Select from the records below every line that has the word "text" in it.

▶ _Material provided_

** start **

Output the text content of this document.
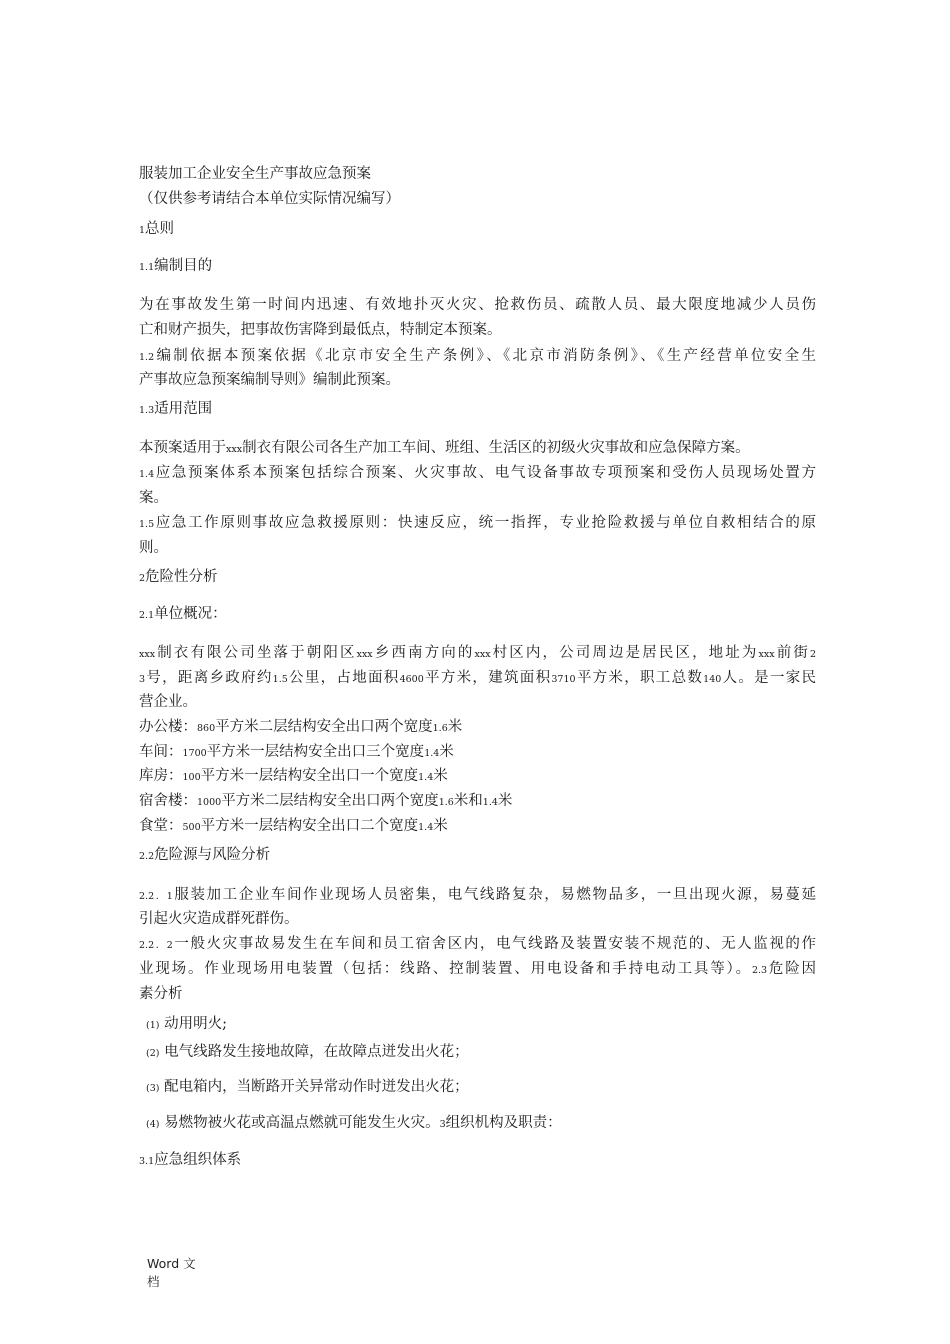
服装加工企业安全生产事故应急预案
（仅供参考请结合本单位实际情况编写）
1总则
1.1编制目的
为在事故发生第一时间内迅速、有效地扑灭火灾、抢救伤员、疏散人员、最大限度地减少人员伤
亡和财产损失，把事故伤害降到最低点，特制定本预案。
1.2编制依据本预案依据《北京市安全生产条例》、《北京市消防条例》、《生产经营单位安全生
产事故应急预案编制导则》编制此预案。
1.3适用范围
本预案适用于xxx制衣有限公司各生产加工车间、班组、生活区的初级火灾事故和应急保障方案。
1.4应急预案体系本预案包括综合预案、火灾事故、电气设备事故专项预案和受伤人员现场处置方
案。
1.5应急工作原则事故应急救援原则：快速反应，统一指挥，专业抢险救援与单位自救相结合的原
则。
2危险性分析
2.1单位概况：
xxx制衣有限公司坐落于朝阳区xxx乡西南方向的xxx村区内，公司周边是居民区，地址为xxx前街2
3号，距离乡政府约1.5公里，占地面积4600平方米，建筑面积3710平方米，职工总数140人。是一家民
营企业。
办公楼：860平方米二层结构安全出口两个宽度1.6米
车间：1700平方米一层结构安全出口三个宽度1.4米
库房：100平方米一层结构安全出口一个宽度1.4米
宿舍楼：1000平方米二层结构安全出口两个宽度1.6米和1.4米
食堂：500平方米一层结构安全出口二个宽度1.4米
2.2危险源与风险分析
2.2．1服装加工企业车间作业现场人员密集，电气线路复杂，易燃物品多，一旦出现火源，易蔓延
引起火灾造成群死群伤。
2.2．2一般火灾事故易发生在车间和员工宿舍区内，电气线路及装置安装不规范的、无人监视的作
业现场。作业现场用电装置（包括：线路、控制装置、用电设备和手持电动工具等）。2.3危险因
素分析
(1) 动用明火;
(2) 电气线路发生接地故障，在故障点迸发出火花；
(3) 配电箱内，当断路开关异常动作时迸发出火花；
(4) 易燃物被火花或高温点燃就可能发生火灾。3组织机构及职责：
3.1应急组织体系
Word 文
档
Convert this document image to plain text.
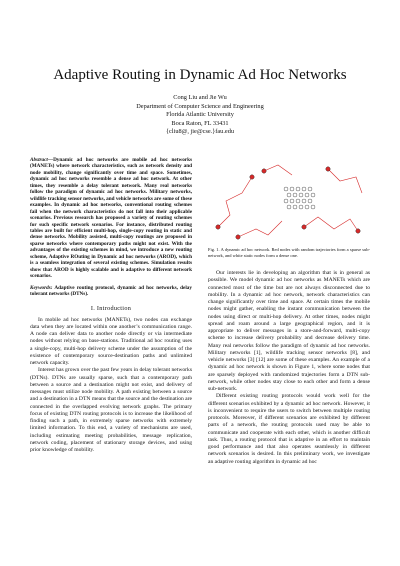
Adaptive Routing in Dynamic Ad Hoc Networks
Cong Liu and Jie Wu
Department of Computer Science and Engineering
Florida Atlantic University
Boca Raton, FL 33431
{cliu8@, jie@cse.}fau.edu

Abstract—Dynamic ad hoc networks are mobile ad hoc networks (MANETs) where network characteristics, such as network density and node mobility, change significantly over time and space. Sometimes, dynamic ad hoc networks resemble a dense ad hoc network. At other times, they resemble a delay tolerant network. Many real networks follow the paradigm of dynamic ad hoc networks. Military networks, wildlife tracking sensor networks, and vehicle networks are some of these examples. In dynamic ad hoc networks, conventional routing schemes fail when the network characteristics do not fall into their applicable scenarios. Previous research has proposed a variety of routing schemes for such specific network scenarios. For instance, distributed routing tables are built for efficient multi-hop, single-copy routing in static and dense networks. Mobility assisted, multi-copy routings are proposed in sparse networks where contemporary paths might not exist. With the advantages of the existing schemes in mind, we introduce a new routing scheme, Adaptive ROuting in Dynamic ad hoc networks (AROD), which is a seamless integration of several existing schemes. Simulation results show that AROD is highly scalable and is adaptive to different network scenarios.

Keywords: Adaptive routing protocol, dynamic ad hoc networks, delay tolerant networks (DTNs).

I. Introduction

In mobile ad hoc networks (MANETs), two nodes can exchange data when they are located within one another’s communication range. A node can deliver data to another node directly or via intermediate nodes without relying on base-stations. Traditional ad hoc routing uses a single-copy, multi-hop delivery scheme under the assumption of the existence of contemporary source-destination paths and unlimited network capacity.

Interest has grown over the past few years in delay tolerant networks (DTNs). DTNs are usually sparse, such that a contemporary path between a source and a destination might not exist, and delivery of messages must utilize node mobility. A path existing between a source and a destination in a DTN means that the source and the destination are connected in the overlapped evolving network graphs. The primary focus of existing DTN routing protocols is to increase the likelihood of finding such a path, in extremely sparse networks with extremely limited information. To this end, a variety of mechanisms are used, including estimating meeting probabilities, message replication, network coding, placement of stationary storage devices, and using prior knowledge of mobility.

Fig. 1. A dynamic ad hoc network. Red nodes with random trajectories form a sparse sub-network, and white static nodes form a dense one.

Our interests lie in developing an algorithm that is in general as possible. We model dynamic ad hoc networks as MANETs which are connected most of the time but are not always disconnected due to mobility. In a dynamic ad hoc network, network characteristics can change significantly over time and space. At certain times the mobile nodes might gather, enabling the instant communication between the nodes using direct or multi-hop delivery. At other times, nodes might spread and roam around a large geographical region, and it is appropriate to deliver messages in a store-and-forward, multi-copy scheme to increase delivery probability and decrease delivery time. Many real networks follow the paradigm of dynamic ad hoc networks. Military networks [1], wildlife tracking sensor networks [8], and vehicle networks [3] [12] are some of these examples. An example of a dynamic ad hoc network is shown in Figure 1, where some nodes that are sparsely deployed with randomized trajectories form a DTN sub-network, while other nodes stay close to each other and form a dense sub-network.

Different existing routing protocols would work well for the different scenarios exhibited by a dynamic ad hoc network. However, it is inconvenient to require the users to switch between multiple routing protocols. Moreover, if different scenarios are exhibited by different parts of a network, the routing protocols used may be able to communicate and cooperate with each other, which is another difficult task. Thus, a routing protocol that is adaptive in an effort to maintain good performance and that also operates seamlessly in different network scenarios is desired. In this preliminary work, we investigate an adaptive routing algorithm in dynamic ad hoc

** end **

▶ _Result below_
Output the text content of this document.
Convert this document image to plain text.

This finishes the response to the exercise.